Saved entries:

========================================

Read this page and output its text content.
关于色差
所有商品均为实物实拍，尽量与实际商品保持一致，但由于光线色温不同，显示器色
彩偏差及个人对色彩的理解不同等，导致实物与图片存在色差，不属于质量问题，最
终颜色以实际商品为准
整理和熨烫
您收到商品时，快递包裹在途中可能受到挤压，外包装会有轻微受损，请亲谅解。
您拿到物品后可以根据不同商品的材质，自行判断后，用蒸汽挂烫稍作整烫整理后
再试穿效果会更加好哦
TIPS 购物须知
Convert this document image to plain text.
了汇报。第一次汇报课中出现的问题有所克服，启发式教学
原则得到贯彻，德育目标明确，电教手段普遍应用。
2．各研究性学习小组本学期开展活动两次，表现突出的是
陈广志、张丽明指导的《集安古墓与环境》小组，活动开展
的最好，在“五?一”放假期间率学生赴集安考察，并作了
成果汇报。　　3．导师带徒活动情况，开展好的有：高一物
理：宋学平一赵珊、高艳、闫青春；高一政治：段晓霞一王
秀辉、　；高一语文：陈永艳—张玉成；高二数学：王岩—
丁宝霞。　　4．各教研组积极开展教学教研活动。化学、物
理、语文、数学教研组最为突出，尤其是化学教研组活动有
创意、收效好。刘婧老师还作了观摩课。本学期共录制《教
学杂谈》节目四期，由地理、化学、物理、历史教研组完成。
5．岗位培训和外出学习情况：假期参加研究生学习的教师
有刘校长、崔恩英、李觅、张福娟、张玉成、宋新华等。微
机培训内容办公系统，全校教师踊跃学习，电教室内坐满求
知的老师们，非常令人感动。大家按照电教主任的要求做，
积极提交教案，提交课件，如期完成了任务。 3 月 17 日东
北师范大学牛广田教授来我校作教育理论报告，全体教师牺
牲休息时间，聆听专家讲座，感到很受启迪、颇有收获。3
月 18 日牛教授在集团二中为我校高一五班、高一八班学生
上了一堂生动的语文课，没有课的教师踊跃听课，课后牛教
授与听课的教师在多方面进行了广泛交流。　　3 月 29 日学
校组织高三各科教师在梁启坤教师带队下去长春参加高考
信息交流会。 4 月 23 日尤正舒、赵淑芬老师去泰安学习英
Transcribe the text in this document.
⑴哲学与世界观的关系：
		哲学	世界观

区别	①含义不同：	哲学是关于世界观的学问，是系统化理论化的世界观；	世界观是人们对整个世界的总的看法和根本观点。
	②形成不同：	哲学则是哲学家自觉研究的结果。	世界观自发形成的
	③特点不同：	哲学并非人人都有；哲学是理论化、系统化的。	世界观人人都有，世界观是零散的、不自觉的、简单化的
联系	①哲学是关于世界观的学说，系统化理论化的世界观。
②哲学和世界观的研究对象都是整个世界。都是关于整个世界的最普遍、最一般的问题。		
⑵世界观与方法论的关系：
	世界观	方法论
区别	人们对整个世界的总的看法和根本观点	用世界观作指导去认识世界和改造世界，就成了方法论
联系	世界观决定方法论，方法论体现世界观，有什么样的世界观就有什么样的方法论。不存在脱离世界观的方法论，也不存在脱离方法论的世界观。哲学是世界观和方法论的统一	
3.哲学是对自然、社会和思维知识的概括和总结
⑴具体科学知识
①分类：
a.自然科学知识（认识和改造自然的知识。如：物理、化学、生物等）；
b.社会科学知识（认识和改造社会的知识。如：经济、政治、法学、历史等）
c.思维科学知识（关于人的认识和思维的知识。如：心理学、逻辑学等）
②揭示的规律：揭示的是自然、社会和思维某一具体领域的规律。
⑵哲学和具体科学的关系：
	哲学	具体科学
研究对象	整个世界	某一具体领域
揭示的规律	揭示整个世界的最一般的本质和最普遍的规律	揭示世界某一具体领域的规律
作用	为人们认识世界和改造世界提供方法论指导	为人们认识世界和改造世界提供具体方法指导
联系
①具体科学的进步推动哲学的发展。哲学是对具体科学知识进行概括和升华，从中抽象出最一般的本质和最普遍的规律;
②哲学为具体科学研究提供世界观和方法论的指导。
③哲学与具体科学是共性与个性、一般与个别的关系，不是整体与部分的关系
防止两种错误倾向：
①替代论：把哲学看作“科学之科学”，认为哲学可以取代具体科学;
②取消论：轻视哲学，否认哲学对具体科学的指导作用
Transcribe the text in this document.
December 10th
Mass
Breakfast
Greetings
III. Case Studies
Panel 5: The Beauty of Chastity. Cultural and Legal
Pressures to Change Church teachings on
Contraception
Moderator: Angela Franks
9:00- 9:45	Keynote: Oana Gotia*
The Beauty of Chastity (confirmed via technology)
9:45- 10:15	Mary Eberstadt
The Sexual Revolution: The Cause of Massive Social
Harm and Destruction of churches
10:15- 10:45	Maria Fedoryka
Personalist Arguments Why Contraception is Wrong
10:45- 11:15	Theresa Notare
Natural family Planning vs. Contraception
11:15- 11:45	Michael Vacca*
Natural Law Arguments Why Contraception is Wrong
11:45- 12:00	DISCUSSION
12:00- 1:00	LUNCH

========================================

Transcribe every record above exactly as it appears.

Read this page and output its text content.
关于色差
所有商品均为实物实拍，尽量与实际商品保持一致，但由于光线色温不同，显示器色
彩偏差及个人对色彩的理解不同等，导致实物与图片存在色差，不属于质量问题，最
终颜色以实际商品为准
整理和熨烫
您收到商品时，快递包裹在途中可能受到挤压，外包装会有轻微受损，请亲谅解。
您拿到物品后可以根据不同商品的材质，自行判断后，用蒸汽挂烫稍作整烫整理后
再试穿效果会更加好哦
TIPS 购物须知
Convert this document image to plain text.
了汇报。第一次汇报课中出现的问题有所克服，启发式教学
原则得到贯彻，德育目标明确，电教手段普遍应用。
2．各研究性学习小组本学期开展活动两次，表现突出的是
陈广志、张丽明指导的《集安古墓与环境》小组，活动开展
的最好，在“五?一”放假期间率学生赴集安考察，并作了
成果汇报。　　3．导师带徒活动情况，开展好的有：高一物
理：宋学平一赵珊、高艳、闫青春；高一政治：段晓霞一王
秀辉、　；高一语文：陈永艳—张玉成；高二数学：王岩—
丁宝霞。　　4．各教研组积极开展教学教研活动。化学、物
理、语文、数学教研组最为突出，尤其是化学教研组活动有
创意、收效好。刘婧老师还作了观摩课。本学期共录制《教
学杂谈》节目四期，由地理、化学、物理、历史教研组完成。
5．岗位培训和外出学习情况：假期参加研究生学习的教师
有刘校长、崔恩英、李觅、张福娟、张玉成、宋新华等。微
机培训内容办公系统，全校教师踊跃学习，电教室内坐满求
知的老师们，非常令人感动。大家按照电教主任的要求做，
积极提交教案，提交课件，如期完成了任务。 3 月 17 日东
北师范大学牛广田教授来我校作教育理论报告，全体教师牺
牲休息时间，聆听专家讲座，感到很受启迪、颇有收获。3
月 18 日牛教授在集团二中为我校高一五班、高一八班学生
上了一堂生动的语文课，没有课的教师踊跃听课，课后牛教
授与听课的教师在多方面进行了广泛交流。　　3 月 29 日学
校组织高三各科教师在梁启坤教师带队下去长春参加高考
信息交流会。 4 月 23 日尤正舒、赵淑芬老师去泰安学习英
Transcribe the text in this document.
⑴哲学与世界观的关系：
		哲学	世界观

区别	①含义不同：	哲学是关于世界观的学问，是系统化理论化的世界观；	世界观是人们对整个世界的总的看法和根本观点。
	②形成不同：	哲学则是哲学家自觉研究的结果。	世界观自发形成的
	③特点不同：	哲学并非人人都有；哲学是理论化、系统化的。	世界观人人都有，世界观是零散的、不自觉的、简单化的
联系	①哲学是关于世界观的学说，系统化理论化的世界观。
②哲学和世界观的研究对象都是整个世界。都是关于整个世界的最普遍、最一般的问题。		
⑵世界观与方法论的关系：
	世界观	方法论
区别	人们对整个世界的总的看法和根本观点	用世界观作指导去认识世界和改造世界，就成了方法论
联系	世界观决定方法论，方法论体现世界观，有什么样的世界观就有什么样的方法论。不存在脱离世界观的方法论，也不存在脱离方法论的世界观。哲学是世界观和方法论的统一	
3.哲学是对自然、社会和思维知识的概括和总结
⑴具体科学知识
①分类：
a.自然科学知识（认识和改造自然的知识。如：物理、化学、生物等）；
b.社会科学知识（认识和改造社会的知识。如：经济、政治、法学、历史等）
c.思维科学知识（关于人的认识和思维的知识。如：心理学、逻辑学等）
②揭示的规律：揭示的是自然、社会和思维某一具体领域的规律。
⑵哲学和具体科学的关系：
	哲学	具体科学
研究对象	整个世界	某一具体领域
揭示的规律	揭示整个世界的最一般的本质和最普遍的规律	揭示世界某一具体领域的规律
作用	为人们认识世界和改造世界提供方法论指导	为人们认识世界和改造世界提供具体方法指导
联系
①具体科学的进步推动哲学的发展。哲学是对具体科学知识进行概括和升华，从中抽象出最一般的本质和最普遍的规律;
②哲学为具体科学研究提供世界观和方法论的指导。
③哲学与具体科学是共性与个性、一般与个别的关系，不是整体与部分的关系
防止两种错误倾向：
①替代论：把哲学看作“科学之科学”，认为哲学可以取代具体科学;
②取消论：轻视哲学，否认哲学对具体科学的指导作用
Transcribe the text in this document.
December 10th
Mass
Breakfast
Greetings
III. Case Studies
Panel 5: The Beauty of Chastity. Cultural and Legal
Pressures to Change Church teachings on
Contraception
Moderator: Angela Franks
9:00- 9:45	Keynote: Oana Gotia*
The Beauty of Chastity (confirmed via technology)
9:45- 10:15	Mary Eberstadt
The Sexual Revolution: The Cause of Massive Social
Harm and Destruction of churches
10:15- 10:45	Maria Fedoryka
Personalist Arguments Why Contraception is Wrong
10:45- 11:15	Theresa Notare
Natural family Planning vs. Contraception
11:15- 11:45	Michael Vacca*
Natural Law Arguments Why Contraception is Wrong
11:45- 12:00	DISCUSSION
12:00- 1:00	LUNCH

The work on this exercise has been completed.